WRITTEN EXERCISE: Retype all of the listing exactly, passing over any picture you find.

DATASET CONTENT:
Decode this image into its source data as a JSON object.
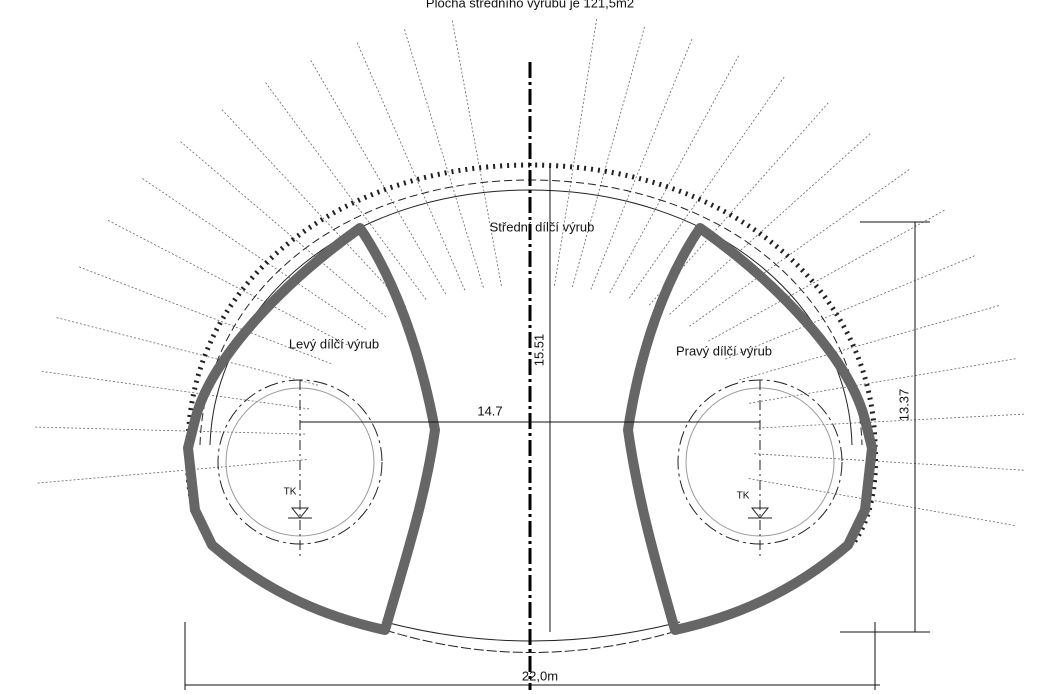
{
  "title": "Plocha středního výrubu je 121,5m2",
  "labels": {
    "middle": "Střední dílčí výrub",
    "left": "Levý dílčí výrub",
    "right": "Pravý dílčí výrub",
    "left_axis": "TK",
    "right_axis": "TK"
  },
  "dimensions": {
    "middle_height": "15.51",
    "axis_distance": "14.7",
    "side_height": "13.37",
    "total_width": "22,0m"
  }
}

OUTPUT OF THE TASK:
Decode this image into its source data as a JSON object.
{
  "title": "Plocha středního výrubu je 121,5m2",
  "labels": {
    "middle": "Střední dílčí výrub",
    "left": "Levý dílčí výrub",
    "right": "Pravý dílčí výrub",
    "left_axis": "TK",
    "right_axis": "TK"
  },
  "dimensions": {
    "middle_height": "15.51",
    "axis_distance": "14.7",
    "side_height": "13.37",
    "total_width": "22,0m"
  }
}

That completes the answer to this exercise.